- **GIVEN ENTRIES**:
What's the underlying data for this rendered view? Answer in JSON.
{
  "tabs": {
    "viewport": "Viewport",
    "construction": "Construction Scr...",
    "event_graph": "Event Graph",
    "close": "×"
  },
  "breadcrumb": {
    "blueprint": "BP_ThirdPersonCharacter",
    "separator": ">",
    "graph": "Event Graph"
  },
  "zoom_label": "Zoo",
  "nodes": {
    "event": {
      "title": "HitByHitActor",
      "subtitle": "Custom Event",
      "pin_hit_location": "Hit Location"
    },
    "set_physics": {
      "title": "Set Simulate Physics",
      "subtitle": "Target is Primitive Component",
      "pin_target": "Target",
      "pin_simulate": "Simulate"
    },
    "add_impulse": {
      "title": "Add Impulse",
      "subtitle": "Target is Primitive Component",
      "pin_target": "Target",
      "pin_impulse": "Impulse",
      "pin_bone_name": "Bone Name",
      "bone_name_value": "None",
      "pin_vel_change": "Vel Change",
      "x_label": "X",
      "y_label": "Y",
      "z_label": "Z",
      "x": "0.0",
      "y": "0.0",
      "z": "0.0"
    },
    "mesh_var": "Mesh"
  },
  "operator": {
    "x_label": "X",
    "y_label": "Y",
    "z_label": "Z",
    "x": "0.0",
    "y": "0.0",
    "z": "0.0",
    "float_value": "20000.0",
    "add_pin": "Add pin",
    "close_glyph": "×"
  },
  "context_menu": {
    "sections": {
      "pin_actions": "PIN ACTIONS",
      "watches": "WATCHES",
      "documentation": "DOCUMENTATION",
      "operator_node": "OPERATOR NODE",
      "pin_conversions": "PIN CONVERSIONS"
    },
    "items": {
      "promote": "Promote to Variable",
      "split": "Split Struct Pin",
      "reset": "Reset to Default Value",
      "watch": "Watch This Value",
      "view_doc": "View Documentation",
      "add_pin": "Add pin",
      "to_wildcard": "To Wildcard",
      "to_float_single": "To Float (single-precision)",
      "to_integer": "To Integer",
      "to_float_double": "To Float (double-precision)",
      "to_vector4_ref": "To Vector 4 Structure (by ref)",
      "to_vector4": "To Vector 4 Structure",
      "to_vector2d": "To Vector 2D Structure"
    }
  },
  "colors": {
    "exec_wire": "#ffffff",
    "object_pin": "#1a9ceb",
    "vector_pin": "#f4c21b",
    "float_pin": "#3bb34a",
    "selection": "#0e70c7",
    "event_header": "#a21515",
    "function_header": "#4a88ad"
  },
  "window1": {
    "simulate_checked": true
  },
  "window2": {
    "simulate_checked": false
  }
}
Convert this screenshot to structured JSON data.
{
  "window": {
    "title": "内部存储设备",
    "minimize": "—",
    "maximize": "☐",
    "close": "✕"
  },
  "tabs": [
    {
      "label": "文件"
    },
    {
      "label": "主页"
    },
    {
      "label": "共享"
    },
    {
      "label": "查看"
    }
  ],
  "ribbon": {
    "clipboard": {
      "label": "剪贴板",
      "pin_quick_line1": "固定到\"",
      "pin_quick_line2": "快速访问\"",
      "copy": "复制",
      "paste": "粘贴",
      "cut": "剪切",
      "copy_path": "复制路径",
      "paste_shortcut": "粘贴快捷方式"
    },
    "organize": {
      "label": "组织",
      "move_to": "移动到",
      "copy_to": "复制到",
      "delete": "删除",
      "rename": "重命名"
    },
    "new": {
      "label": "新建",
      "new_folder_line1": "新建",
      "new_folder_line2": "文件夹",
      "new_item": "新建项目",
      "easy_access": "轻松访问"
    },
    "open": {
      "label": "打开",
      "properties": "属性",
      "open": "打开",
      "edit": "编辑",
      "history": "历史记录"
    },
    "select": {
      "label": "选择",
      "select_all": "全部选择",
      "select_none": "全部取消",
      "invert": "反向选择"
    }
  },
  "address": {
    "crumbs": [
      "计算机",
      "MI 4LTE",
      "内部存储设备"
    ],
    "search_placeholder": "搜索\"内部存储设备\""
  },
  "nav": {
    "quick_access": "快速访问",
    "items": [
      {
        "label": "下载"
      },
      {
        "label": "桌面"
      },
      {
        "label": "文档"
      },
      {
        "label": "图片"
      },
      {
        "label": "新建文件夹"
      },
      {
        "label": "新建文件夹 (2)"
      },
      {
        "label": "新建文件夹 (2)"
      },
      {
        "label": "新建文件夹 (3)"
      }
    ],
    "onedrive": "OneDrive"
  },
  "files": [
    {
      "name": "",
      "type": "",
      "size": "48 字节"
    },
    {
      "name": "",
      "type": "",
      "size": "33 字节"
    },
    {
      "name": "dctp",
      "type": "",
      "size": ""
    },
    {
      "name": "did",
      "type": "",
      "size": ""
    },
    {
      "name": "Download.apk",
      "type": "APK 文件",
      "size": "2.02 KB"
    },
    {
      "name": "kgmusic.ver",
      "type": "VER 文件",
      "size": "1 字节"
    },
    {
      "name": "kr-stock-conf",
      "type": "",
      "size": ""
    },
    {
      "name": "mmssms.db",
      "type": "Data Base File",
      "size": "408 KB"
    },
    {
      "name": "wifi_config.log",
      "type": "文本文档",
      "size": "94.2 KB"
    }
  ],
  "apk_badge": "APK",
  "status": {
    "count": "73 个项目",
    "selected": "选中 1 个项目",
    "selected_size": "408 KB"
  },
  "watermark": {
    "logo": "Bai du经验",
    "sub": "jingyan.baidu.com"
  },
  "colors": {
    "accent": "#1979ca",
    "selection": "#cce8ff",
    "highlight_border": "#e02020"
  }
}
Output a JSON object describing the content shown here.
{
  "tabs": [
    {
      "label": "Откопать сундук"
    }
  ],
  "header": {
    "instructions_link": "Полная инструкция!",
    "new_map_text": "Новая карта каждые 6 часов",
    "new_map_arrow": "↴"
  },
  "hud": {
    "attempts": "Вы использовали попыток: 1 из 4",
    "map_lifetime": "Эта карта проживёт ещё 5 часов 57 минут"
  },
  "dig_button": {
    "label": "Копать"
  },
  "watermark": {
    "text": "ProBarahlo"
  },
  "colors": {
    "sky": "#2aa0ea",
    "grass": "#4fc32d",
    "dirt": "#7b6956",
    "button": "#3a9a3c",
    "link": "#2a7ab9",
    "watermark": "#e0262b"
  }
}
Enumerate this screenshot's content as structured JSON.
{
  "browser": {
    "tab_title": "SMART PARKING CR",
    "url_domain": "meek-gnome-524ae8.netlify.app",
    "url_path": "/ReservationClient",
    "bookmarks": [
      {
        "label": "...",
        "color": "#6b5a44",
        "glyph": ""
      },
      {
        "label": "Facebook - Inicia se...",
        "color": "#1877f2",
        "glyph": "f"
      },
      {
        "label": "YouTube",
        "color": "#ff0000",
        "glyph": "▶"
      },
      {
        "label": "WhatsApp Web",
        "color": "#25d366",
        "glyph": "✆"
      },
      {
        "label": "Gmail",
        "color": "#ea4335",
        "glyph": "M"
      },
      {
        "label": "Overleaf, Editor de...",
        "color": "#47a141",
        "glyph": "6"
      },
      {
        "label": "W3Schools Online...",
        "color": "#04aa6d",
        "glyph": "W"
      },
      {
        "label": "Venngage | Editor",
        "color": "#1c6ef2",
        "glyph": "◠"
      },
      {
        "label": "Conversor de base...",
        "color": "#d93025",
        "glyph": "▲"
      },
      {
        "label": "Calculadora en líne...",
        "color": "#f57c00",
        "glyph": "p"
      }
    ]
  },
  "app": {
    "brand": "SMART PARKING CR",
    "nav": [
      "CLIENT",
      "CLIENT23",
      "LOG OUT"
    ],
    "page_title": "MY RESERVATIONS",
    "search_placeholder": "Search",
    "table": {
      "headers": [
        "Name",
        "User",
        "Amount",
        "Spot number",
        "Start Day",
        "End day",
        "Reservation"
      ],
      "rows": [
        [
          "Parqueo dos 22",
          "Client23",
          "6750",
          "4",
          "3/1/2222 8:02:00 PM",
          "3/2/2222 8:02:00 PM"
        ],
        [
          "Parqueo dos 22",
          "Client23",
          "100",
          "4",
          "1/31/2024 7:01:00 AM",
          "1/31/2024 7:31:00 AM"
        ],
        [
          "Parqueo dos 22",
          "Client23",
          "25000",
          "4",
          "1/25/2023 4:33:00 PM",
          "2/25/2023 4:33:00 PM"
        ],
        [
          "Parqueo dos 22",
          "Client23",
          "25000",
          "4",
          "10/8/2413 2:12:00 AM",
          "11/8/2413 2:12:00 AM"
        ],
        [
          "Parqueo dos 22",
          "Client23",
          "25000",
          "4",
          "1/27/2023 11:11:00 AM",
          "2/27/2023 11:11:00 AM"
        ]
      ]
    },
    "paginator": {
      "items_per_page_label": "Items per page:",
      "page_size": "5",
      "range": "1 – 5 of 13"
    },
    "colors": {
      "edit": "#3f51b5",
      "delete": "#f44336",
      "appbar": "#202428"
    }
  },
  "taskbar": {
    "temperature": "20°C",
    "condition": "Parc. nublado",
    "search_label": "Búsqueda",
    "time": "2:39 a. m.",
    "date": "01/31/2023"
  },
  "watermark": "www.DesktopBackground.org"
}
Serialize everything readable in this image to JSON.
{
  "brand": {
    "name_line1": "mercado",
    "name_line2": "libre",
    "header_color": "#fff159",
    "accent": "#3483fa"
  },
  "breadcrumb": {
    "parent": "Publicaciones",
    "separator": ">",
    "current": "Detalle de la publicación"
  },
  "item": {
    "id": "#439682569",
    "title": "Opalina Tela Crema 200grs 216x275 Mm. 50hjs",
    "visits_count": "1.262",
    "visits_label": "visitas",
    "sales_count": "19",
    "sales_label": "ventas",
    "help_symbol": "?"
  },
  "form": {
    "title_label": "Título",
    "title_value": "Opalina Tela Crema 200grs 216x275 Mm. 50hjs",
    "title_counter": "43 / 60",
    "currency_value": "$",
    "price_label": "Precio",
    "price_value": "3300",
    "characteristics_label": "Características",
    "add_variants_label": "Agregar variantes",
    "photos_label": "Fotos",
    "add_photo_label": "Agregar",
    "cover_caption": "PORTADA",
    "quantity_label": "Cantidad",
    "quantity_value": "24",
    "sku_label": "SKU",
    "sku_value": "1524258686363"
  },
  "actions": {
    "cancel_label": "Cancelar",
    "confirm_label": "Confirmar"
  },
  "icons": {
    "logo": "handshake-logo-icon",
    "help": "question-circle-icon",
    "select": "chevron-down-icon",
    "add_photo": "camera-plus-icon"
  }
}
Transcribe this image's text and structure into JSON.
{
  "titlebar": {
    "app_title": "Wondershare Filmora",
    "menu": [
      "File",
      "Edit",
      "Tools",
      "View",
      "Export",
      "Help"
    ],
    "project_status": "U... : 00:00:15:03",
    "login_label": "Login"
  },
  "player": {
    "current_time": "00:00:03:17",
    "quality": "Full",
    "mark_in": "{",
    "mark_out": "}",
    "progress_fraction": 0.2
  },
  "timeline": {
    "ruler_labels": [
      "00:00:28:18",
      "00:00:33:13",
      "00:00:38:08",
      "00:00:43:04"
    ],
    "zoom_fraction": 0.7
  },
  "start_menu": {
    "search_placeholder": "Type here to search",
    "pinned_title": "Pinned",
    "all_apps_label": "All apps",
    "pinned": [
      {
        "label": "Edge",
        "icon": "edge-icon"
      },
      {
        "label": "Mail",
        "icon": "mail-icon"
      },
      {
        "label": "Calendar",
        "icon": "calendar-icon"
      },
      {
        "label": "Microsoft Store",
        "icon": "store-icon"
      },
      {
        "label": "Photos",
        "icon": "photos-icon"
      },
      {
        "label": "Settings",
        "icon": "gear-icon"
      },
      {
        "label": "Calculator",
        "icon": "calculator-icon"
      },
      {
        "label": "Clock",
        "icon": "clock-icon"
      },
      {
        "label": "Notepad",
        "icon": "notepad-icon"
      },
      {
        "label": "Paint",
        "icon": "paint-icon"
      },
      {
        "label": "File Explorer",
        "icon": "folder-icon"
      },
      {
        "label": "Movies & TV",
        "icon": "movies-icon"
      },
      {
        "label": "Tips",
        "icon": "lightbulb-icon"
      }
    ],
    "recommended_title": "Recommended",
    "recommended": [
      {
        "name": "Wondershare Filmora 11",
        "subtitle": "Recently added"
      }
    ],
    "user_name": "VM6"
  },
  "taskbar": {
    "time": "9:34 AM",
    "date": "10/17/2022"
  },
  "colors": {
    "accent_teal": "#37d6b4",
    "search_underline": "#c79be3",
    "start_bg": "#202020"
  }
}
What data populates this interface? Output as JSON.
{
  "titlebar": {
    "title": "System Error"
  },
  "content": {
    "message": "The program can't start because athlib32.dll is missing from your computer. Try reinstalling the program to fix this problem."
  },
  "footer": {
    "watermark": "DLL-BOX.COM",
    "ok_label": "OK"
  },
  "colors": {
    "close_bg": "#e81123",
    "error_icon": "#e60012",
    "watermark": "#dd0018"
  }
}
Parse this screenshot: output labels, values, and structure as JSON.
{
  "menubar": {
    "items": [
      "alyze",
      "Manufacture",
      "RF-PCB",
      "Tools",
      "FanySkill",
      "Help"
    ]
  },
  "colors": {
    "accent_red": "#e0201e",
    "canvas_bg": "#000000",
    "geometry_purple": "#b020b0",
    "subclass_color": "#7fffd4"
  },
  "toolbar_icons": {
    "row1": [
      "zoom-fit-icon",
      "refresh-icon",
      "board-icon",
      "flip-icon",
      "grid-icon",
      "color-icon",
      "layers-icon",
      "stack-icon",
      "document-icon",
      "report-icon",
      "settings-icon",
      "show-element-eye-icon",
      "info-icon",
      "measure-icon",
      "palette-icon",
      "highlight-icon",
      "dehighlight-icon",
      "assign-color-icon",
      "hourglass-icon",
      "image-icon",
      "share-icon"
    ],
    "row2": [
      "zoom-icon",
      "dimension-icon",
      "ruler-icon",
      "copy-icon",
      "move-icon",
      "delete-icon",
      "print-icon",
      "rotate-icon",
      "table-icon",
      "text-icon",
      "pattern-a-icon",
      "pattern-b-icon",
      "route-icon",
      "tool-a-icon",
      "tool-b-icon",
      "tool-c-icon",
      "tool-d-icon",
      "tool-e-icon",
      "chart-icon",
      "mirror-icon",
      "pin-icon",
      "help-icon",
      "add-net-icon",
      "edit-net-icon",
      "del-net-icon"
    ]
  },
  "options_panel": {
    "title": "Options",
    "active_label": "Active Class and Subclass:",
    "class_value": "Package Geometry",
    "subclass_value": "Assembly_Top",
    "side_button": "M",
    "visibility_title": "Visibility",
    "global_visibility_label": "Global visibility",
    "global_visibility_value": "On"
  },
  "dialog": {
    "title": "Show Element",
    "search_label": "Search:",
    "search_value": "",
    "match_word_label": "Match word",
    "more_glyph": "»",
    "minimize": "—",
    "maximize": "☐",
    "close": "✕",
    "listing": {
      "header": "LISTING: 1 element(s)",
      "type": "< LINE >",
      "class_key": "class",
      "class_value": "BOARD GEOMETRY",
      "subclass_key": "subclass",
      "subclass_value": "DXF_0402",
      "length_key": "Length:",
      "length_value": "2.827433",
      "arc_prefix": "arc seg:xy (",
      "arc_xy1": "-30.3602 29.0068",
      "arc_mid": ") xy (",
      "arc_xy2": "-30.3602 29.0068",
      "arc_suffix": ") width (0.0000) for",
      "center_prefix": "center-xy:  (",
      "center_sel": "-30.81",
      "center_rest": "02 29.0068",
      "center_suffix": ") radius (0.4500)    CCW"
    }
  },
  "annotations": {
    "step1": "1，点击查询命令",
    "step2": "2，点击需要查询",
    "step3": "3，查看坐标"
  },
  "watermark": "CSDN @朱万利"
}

- **WHAT TO DO**:
Which lines hold the string "delete"? List them all.

- **ANSWER**:
      "delete": "删除",
      "delete": "#f44336",
      "delete-icon",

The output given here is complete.